▶ Stored entries:
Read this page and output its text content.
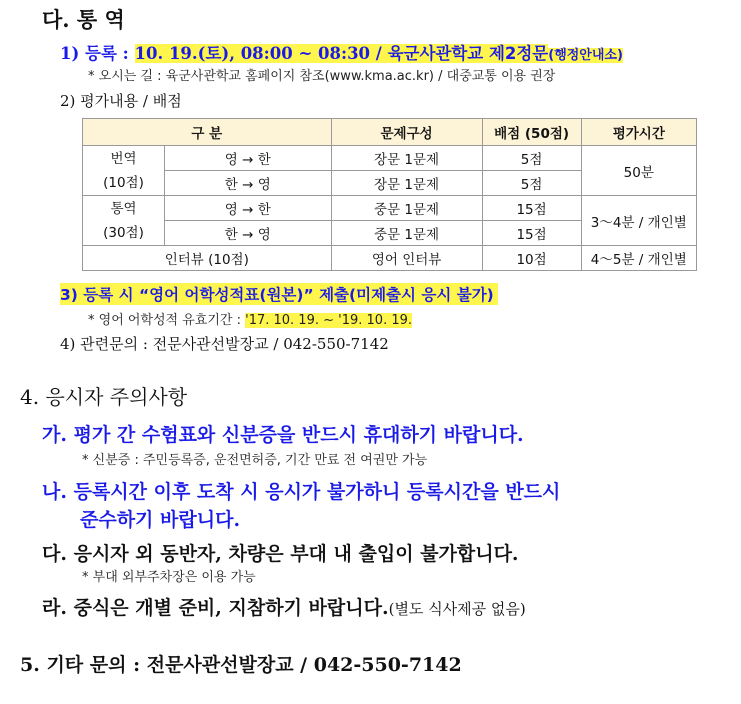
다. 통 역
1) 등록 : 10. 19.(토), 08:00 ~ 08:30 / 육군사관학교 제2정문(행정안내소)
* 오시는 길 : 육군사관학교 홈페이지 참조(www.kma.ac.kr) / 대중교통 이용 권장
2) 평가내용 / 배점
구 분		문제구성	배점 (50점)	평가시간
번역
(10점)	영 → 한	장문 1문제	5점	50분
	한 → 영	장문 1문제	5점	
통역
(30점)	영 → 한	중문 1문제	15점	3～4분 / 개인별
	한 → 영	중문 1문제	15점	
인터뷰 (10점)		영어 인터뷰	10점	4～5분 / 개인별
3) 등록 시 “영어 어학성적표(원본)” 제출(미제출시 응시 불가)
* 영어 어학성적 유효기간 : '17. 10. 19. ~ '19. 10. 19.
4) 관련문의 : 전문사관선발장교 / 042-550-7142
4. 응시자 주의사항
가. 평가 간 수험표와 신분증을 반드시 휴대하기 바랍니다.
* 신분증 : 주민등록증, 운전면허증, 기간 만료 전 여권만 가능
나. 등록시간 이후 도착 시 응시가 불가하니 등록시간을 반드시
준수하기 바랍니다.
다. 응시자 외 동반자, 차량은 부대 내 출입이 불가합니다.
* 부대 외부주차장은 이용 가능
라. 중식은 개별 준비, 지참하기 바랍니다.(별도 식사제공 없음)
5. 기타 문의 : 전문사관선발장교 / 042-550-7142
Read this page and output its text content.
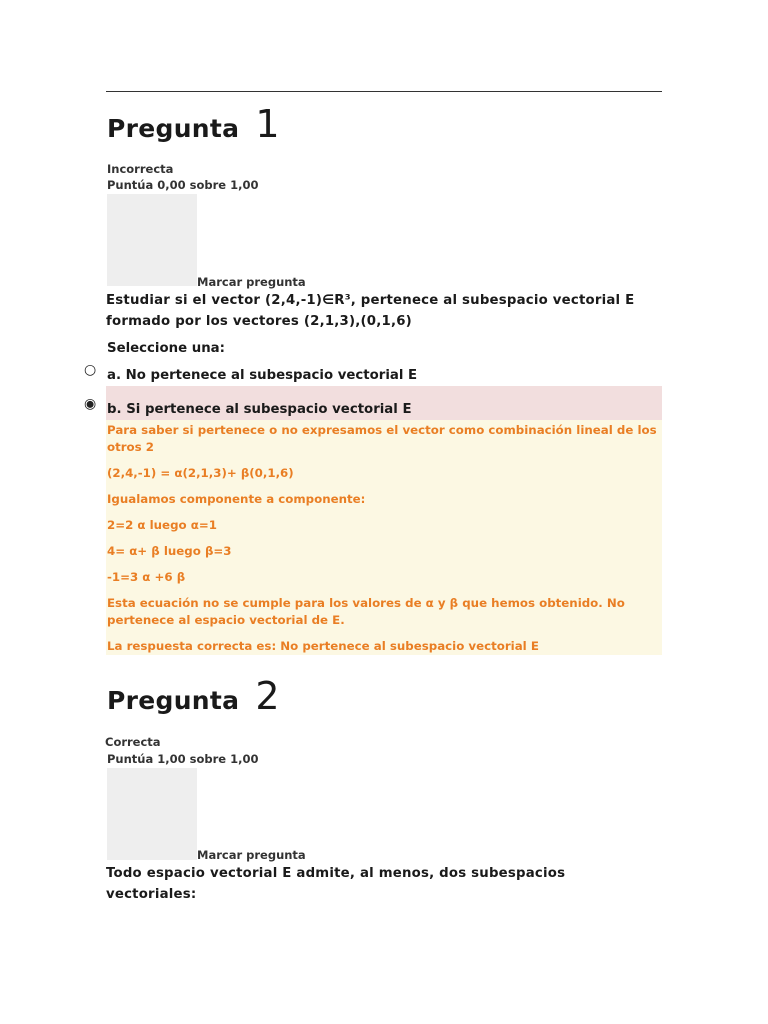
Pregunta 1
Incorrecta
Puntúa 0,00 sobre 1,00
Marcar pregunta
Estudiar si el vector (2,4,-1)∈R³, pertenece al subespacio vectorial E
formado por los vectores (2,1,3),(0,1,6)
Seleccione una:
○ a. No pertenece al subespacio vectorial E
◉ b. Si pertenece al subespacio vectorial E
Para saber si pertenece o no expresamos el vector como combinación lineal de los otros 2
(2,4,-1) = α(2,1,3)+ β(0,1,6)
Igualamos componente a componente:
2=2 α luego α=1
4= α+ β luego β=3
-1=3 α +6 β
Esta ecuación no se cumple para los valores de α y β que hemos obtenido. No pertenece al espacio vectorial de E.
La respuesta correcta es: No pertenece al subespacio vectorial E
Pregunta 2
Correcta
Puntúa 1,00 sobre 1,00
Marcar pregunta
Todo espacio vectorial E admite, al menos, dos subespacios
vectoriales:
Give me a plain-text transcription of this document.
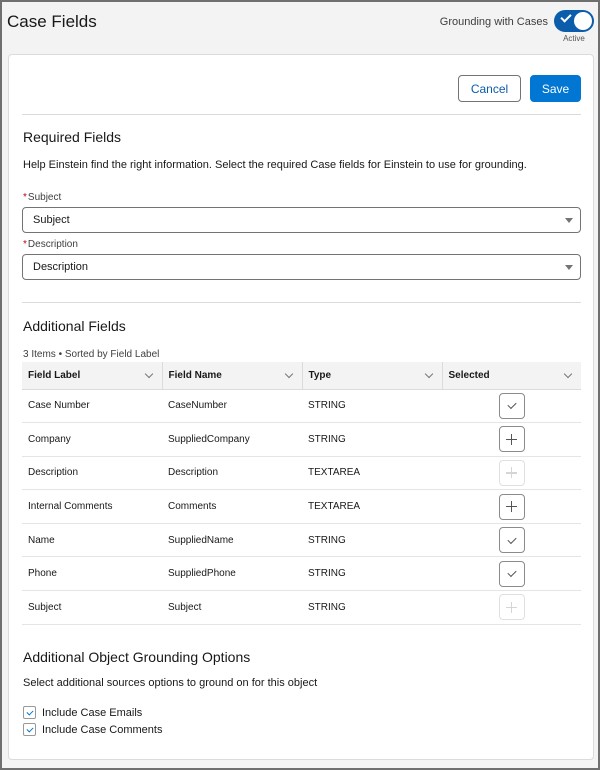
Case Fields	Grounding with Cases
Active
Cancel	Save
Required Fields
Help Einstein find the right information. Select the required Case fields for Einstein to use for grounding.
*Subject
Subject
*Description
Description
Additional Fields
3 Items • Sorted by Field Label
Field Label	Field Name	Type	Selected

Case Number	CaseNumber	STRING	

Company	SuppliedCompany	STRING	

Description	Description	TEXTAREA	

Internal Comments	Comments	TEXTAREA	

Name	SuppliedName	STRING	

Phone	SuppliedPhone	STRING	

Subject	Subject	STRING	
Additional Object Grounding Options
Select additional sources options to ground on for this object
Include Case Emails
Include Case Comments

--

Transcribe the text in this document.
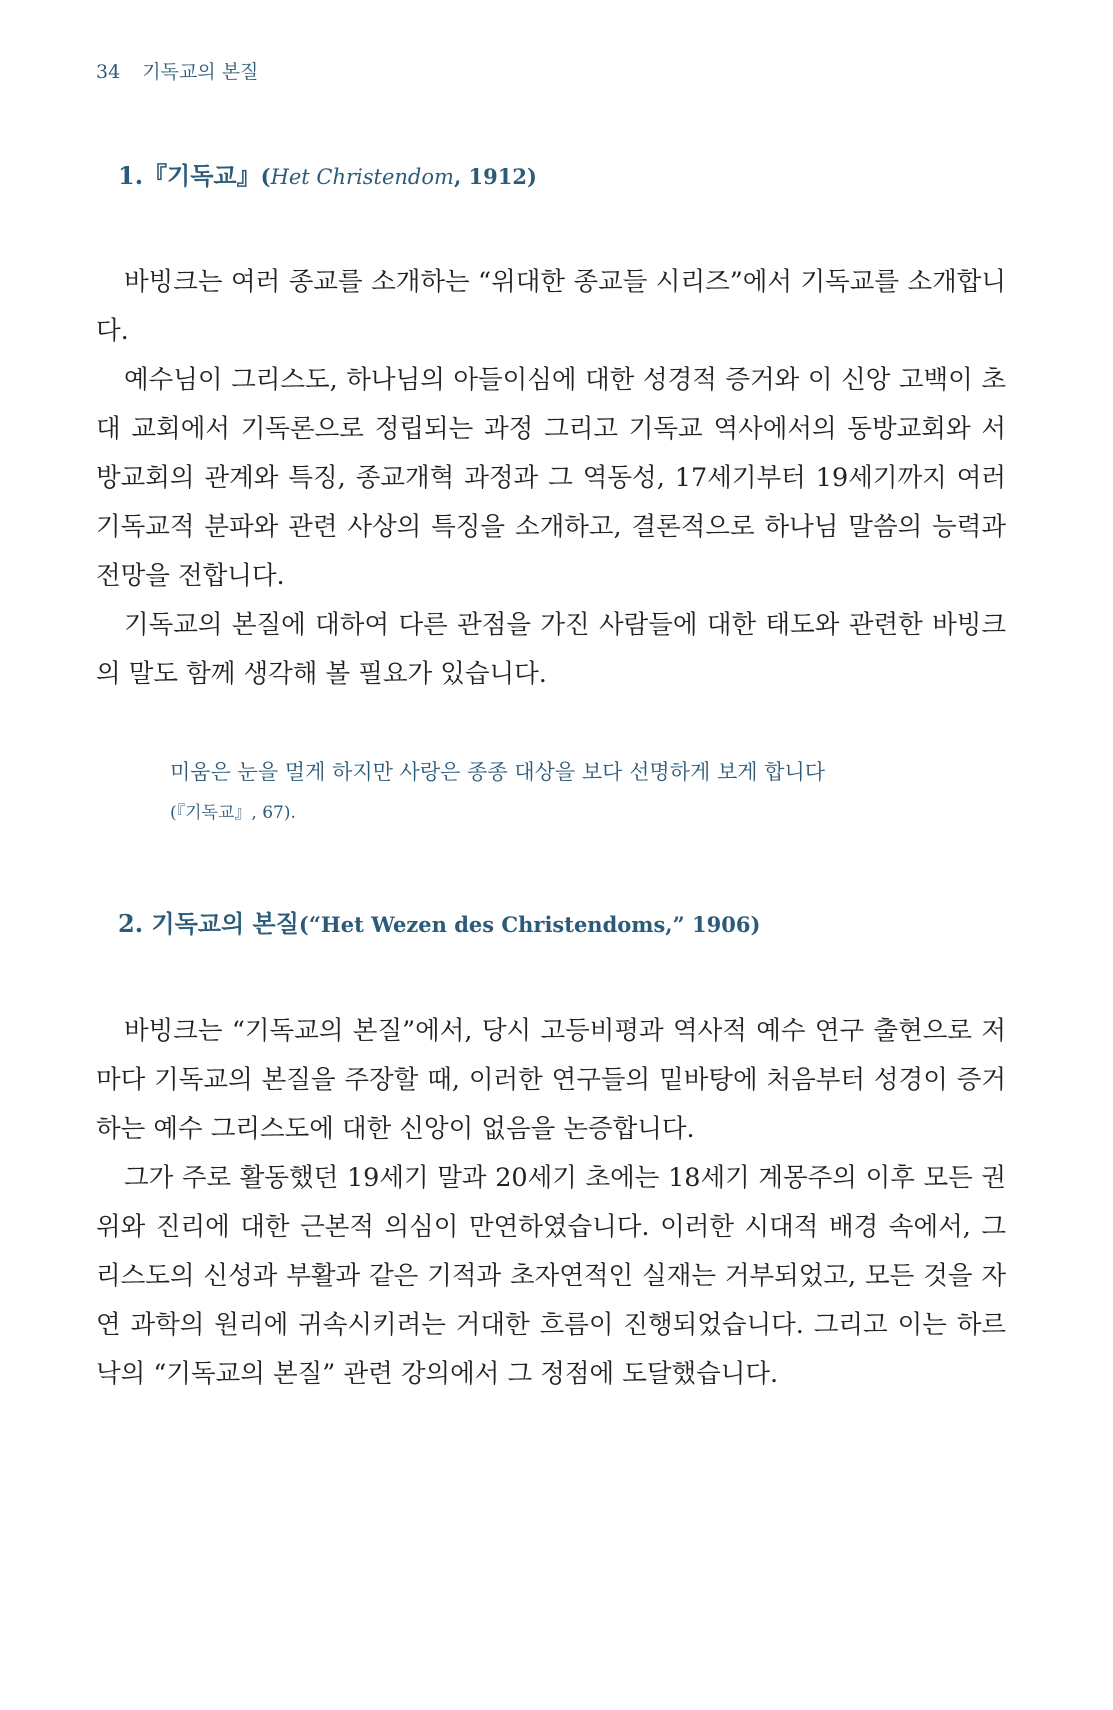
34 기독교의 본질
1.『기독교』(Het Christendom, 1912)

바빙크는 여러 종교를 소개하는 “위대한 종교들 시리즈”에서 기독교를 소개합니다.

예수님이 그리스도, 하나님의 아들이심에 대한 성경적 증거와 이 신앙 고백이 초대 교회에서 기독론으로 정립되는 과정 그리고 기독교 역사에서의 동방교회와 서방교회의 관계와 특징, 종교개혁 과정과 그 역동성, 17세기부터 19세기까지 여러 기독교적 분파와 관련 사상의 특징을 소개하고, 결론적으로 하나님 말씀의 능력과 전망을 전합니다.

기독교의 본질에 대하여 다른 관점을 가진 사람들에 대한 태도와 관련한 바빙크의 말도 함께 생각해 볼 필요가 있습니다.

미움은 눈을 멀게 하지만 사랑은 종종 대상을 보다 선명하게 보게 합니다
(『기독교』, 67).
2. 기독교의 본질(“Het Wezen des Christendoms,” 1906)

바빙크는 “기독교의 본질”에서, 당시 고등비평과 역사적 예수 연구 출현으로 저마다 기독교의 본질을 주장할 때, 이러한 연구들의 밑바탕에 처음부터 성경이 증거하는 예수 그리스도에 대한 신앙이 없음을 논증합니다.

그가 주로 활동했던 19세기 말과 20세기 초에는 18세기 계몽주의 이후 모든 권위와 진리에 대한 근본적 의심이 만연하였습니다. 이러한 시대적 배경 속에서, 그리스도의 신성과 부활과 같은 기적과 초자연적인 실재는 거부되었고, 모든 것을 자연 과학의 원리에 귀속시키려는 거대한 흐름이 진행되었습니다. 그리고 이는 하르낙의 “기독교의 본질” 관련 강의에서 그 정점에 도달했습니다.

▶ Task brief: Of the lines above, copy each that contains "바빙크는".

▶ Result of this exercise:
바빙크는 여러 종교를 소개하는 “위대한 종교들 시리즈”에서 기독교를 소개합니다.
바빙크는 “기독교의 본질”에서, 당시 고등비평과 역사적 예수 연구 출현으로 저마다 기독교의 본질을 주장할 때, 이러한 연구들의 밑바탕에 처음부터 성경이 증거하는 예수 그리스도에 대한 신앙이 없음을 논증합니다.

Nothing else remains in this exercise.